## AIM OF THE TASK
Pictures should be excluded; otherwise, copy every entry exactly.

(Excerpt from a dataset)
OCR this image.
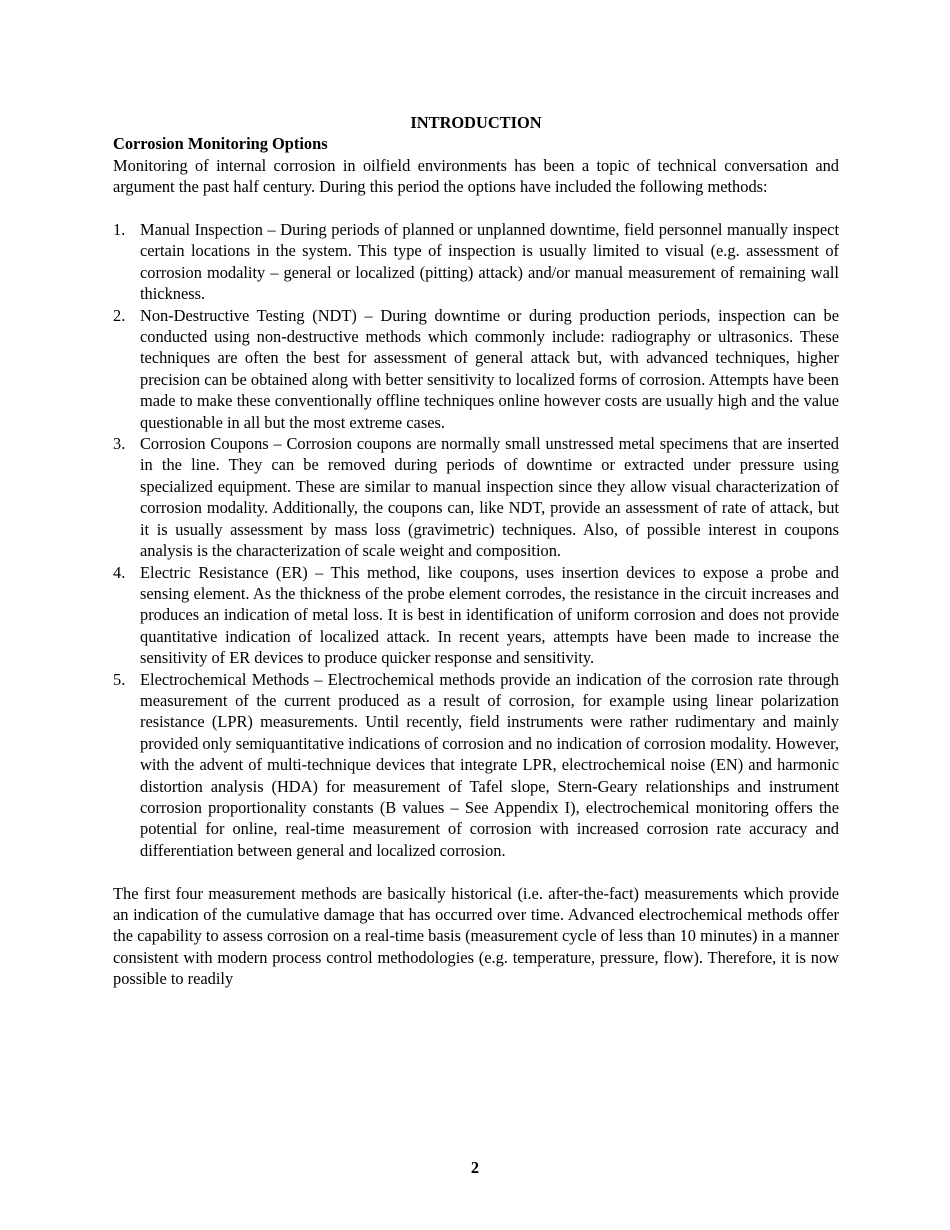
INTRODUCTION
Corrosion Monitoring Options

Monitoring of internal corrosion in oilfield environments has been a topic of technical conversation and argument the past half century. During this period the options have included the following methods:

1. Manual Inspection – During periods of planned or unplanned downtime, field personnel manually inspect certain locations in the system. This type of inspection is usually limited to visual (e.g. assessment of corrosion modality – general or localized (pitting) attack) and/or manual measurement of remaining wall thickness.
2. Non-Destructive Testing (NDT) – During downtime or during production periods, inspection can be conducted using non-destructive methods which commonly include: radiography or ultrasonics. These techniques are often the best for assessment of general attack but, with advanced techniques, higher precision can be obtained along with better sensitivity to localized forms of corrosion. Attempts have been made to make these conventionally offline techniques online however costs are usually high and the value questionable in all but the most extreme cases.
3. Corrosion Coupons – Corrosion coupons are normally small unstressed metal specimens that are inserted in the line. They can be removed during periods of downtime or extracted under pressure using specialized equipment. These are similar to manual inspection since they allow visual characterization of corrosion modality. Additionally, the coupons can, like NDT, provide an assessment of rate of attack, but it is usually assessment by mass loss (gravimetric) techniques. Also, of possible interest in coupons analysis is the characterization of scale weight and composition.
4. Electric Resistance (ER) – This method, like coupons, uses insertion devices to expose a probe and sensing element. As the thickness of the probe element corrodes, the resistance in the circuit increases and produces an indication of metal loss. It is best in identification of uniform corrosion and does not provide quantitative indication of localized attack. In recent years, attempts have been made to increase the sensitivity of ER devices to produce quicker response and sensitivity.
5. Electrochemical Methods – Electrochemical methods provide an indication of the corrosion rate through measurement of the current produced as a result of corrosion, for example using linear polarization resistance (LPR) measurements. Until recently, field instruments were rather rudimentary and mainly provided only semiquantitative indications of corrosion and no indication of corrosion modality. However, with the advent of multi-technique devices that integrate LPR, electrochemical noise (EN) and harmonic distortion analysis (HDA) for measurement of Tafel slope, Stern-Geary relationships and instrument corrosion proportionality constants (B values – See Appendix I), electrochemical monitoring offers the potential for online, real-time measurement of corrosion with increased corrosion rate accuracy and differentiation between general and localized corrosion.

The first four measurement methods are basically historical (i.e. after-the-fact) measurements which provide an indication of the cumulative damage that has occurred over time. Advanced electrochemical methods offer the capability to assess corrosion on a real-time basis (measurement cycle of less than 10 minutes) in a manner consistent with modern process control methodologies (e.g. temperature, pressure, flow). Therefore, it is now possible to readily

2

## COMPLETE OUTPUT
OCR this image.
INTRODUCTION
Corrosion Monitoring Options

Monitoring of internal corrosion in oilfield environments has been a topic of technical conversation and argument the past half century. During this period the options have included the following methods:

1. Manual Inspection – During periods of planned or unplanned downtime, field personnel manually inspect certain locations in the system. This type of inspection is usually limited to visual (e.g. assessment of corrosion modality – general or localized (pitting) attack) and/or manual measurement of remaining wall thickness.
2. Non-Destructive Testing (NDT) – During downtime or during production periods, inspection can be conducted using non-destructive methods which commonly include: radiography or ultrasonics. These techniques are often the best for assessment of general attack but, with advanced techniques, higher precision can be obtained along with better sensitivity to localized forms of corrosion. Attempts have been made to make these conventionally offline techniques online however costs are usually high and the value questionable in all but the most extreme cases.
3. Corrosion Coupons – Corrosion coupons are normally small unstressed metal specimens that are inserted in the line. They can be removed during periods of downtime or extracted under pressure using specialized equipment. These are similar to manual inspection since they allow visual characterization of corrosion modality. Additionally, the coupons can, like NDT, provide an assessment of rate of attack, but it is usually assessment by mass loss (gravimetric) techniques. Also, of possible interest in coupons analysis is the characterization of scale weight and composition.
4. Electric Resistance (ER) – This method, like coupons, uses insertion devices to expose a probe and sensing element. As the thickness of the probe element corrodes, the resistance in the circuit increases and produces an indication of metal loss. It is best in identification of uniform corrosion and does not provide quantitative indication of localized attack. In recent years, attempts have been made to increase the sensitivity of ER devices to produce quicker response and sensitivity.
5. Electrochemical Methods – Electrochemical methods provide an indication of the corrosion rate through measurement of the current produced as a result of corrosion, for example using linear polarization resistance (LPR) measurements. Until recently, field instruments were rather rudimentary and mainly provided only semiquantitative indications of corrosion and no indication of corrosion modality. However, with the advent of multi-technique devices that integrate LPR, electrochemical noise (EN) and harmonic distortion analysis (HDA) for measurement of Tafel slope, Stern-Geary relationships and instrument corrosion proportionality constants (B values – See Appendix I), electrochemical monitoring offers the potential for online, real-time measurement of corrosion with increased corrosion rate accuracy and differentiation between general and localized corrosion.

The first four measurement methods are basically historical (i.e. after-the-fact) measurements which provide an indication of the cumulative damage that has occurred over time. Advanced electrochemical methods offer the capability to assess corrosion on a real-time basis (measurement cycle of less than 10 minutes) in a manner consistent with modern process control methodologies (e.g. temperature, pressure, flow). Therefore, it is now possible to readily

2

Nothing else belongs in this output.